**Information provided**:
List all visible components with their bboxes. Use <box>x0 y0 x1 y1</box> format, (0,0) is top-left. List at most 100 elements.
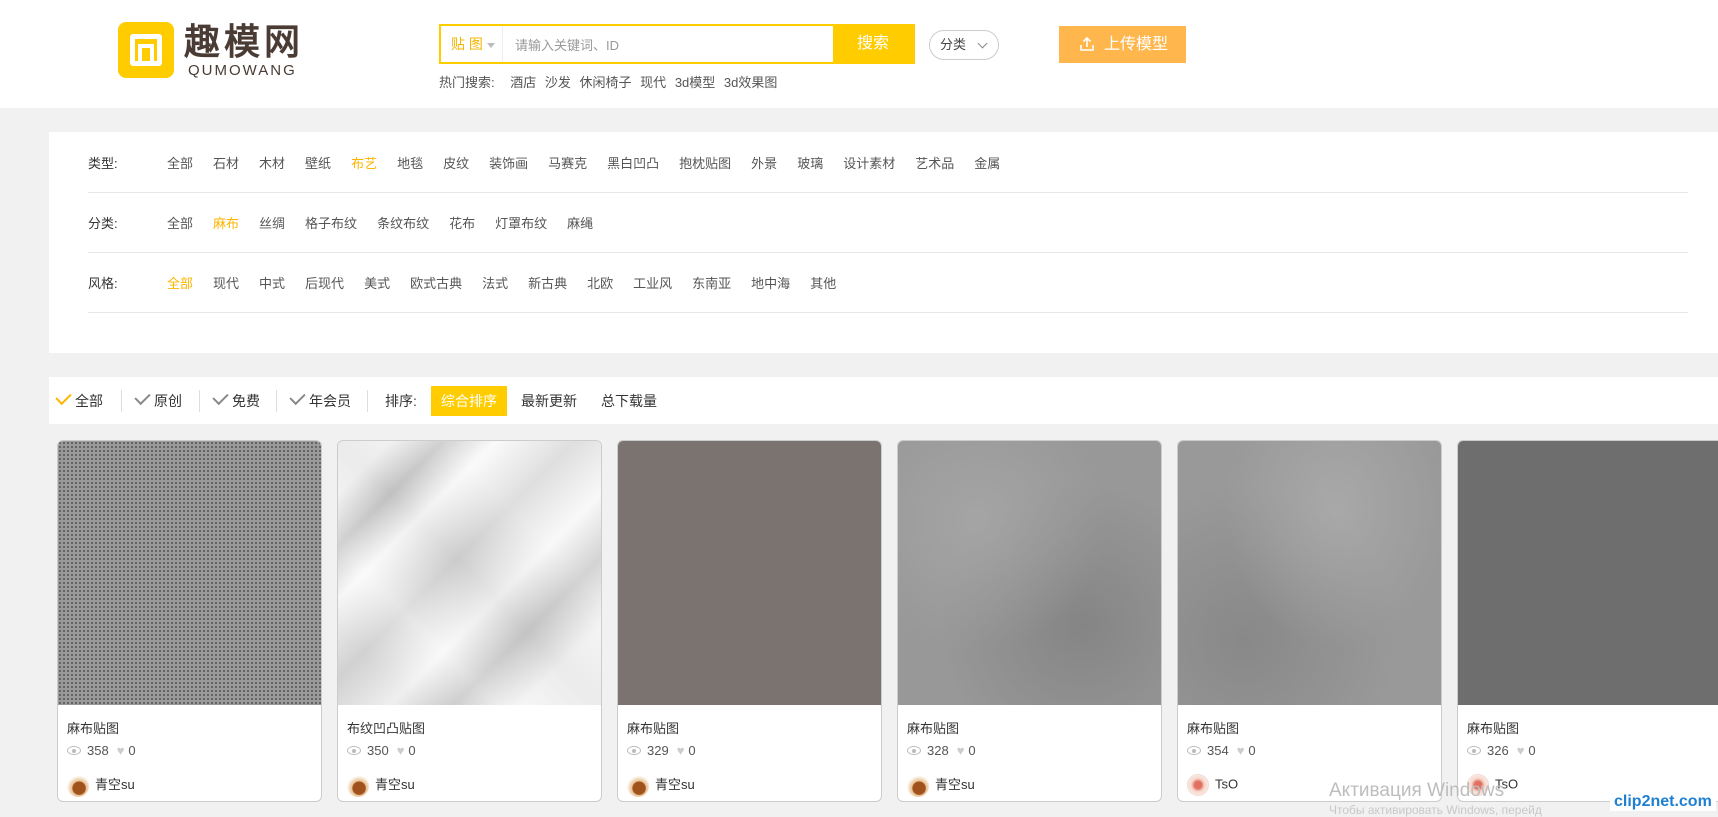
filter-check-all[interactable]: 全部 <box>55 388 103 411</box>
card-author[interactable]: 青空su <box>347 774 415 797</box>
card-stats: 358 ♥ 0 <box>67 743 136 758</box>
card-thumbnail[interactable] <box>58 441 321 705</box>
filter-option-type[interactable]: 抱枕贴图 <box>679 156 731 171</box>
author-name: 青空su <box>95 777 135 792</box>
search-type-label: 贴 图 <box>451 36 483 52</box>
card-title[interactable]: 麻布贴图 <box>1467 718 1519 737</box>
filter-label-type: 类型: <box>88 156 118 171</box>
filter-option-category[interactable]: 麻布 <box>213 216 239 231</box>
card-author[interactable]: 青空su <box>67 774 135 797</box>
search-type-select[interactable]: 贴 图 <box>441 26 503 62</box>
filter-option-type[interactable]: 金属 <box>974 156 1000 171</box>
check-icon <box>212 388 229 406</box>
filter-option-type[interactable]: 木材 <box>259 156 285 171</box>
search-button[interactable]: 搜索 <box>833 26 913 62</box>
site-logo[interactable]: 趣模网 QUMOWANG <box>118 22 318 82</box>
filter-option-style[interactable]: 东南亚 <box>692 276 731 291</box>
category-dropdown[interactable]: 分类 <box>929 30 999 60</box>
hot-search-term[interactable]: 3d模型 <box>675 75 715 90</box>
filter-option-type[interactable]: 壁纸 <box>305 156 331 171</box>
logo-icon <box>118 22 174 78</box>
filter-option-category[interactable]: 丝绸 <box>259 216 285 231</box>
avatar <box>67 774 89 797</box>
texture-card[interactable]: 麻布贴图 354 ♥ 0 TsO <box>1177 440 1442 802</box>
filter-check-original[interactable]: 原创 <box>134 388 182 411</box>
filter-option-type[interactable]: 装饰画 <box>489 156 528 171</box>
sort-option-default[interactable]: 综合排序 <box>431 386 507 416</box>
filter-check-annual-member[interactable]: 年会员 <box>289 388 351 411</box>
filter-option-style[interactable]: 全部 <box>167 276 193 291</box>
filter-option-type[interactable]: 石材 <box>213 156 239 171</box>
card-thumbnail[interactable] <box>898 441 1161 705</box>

**Exercise description**: Write out all the rows above again, unchanged, but leave out the picture.

**Completed exercise**:
List all visible components with their bboxes. Use <box>x0 y0 x1 y1</box> format, (0,0) is top-left. List at most 100 elements.
filter-check-all[interactable]: 全部 <box>55 388 103 411</box>
card-author[interactable]: 青空su <box>347 774 415 797</box>
card-stats: 358 ♥ 0 <box>67 743 136 758</box>
card-thumbnail[interactable] <box>58 441 321 705</box>
filter-option-type[interactable]: 抱枕贴图 <box>679 156 731 171</box>
author-name: 青空su <box>95 777 135 792</box>
search-type-label: 贴 图 <box>451 36 483 52</box>
card-title[interactable]: 麻布贴图 <box>1467 718 1519 737</box>
filter-label-type: 类型: <box>88 156 118 171</box>
filter-option-category[interactable]: 麻布 <box>213 216 239 231</box>
card-author[interactable]: 青空su <box>67 774 135 797</box>
search-type-select[interactable]: 贴 图 <box>441 26 503 62</box>
filter-option-type[interactable]: 金属 <box>974 156 1000 171</box>
check-icon <box>212 388 229 406</box>
filter-option-type[interactable]: 木材 <box>259 156 285 171</box>
search-button[interactable]: 搜索 <box>833 26 913 62</box>
site-logo[interactable]: 趣模网 QUMOWANG <box>118 22 318 82</box>
filter-option-style[interactable]: 东南亚 <box>692 276 731 291</box>
category-dropdown[interactable]: 分类 <box>929 30 999 60</box>
hot-search-term[interactable]: 3d模型 <box>675 75 715 90</box>
filter-option-type[interactable]: 壁纸 <box>305 156 331 171</box>
logo-icon <box>118 22 174 78</box>
filter-option-category[interactable]: 丝绸 <box>259 216 285 231</box>
avatar <box>67 774 89 797</box>
texture-card[interactable]: 麻布贴图 354 ♥ 0 TsO <box>1177 440 1442 802</box>
filter-check-original[interactable]: 原创 <box>134 388 182 411</box>
filter-option-type[interactable]: 装饰画 <box>489 156 528 171</box>
sort-option-default[interactable]: 综合排序 <box>431 386 507 416</box>
filter-check-annual-member[interactable]: 年会员 <box>289 388 351 411</box>
filter-option-style[interactable]: 全部 <box>167 276 193 291</box>
filter-option-type[interactable]: 石材 <box>213 156 239 171</box>
card-thumbnail[interactable] <box>898 441 1161 705</box>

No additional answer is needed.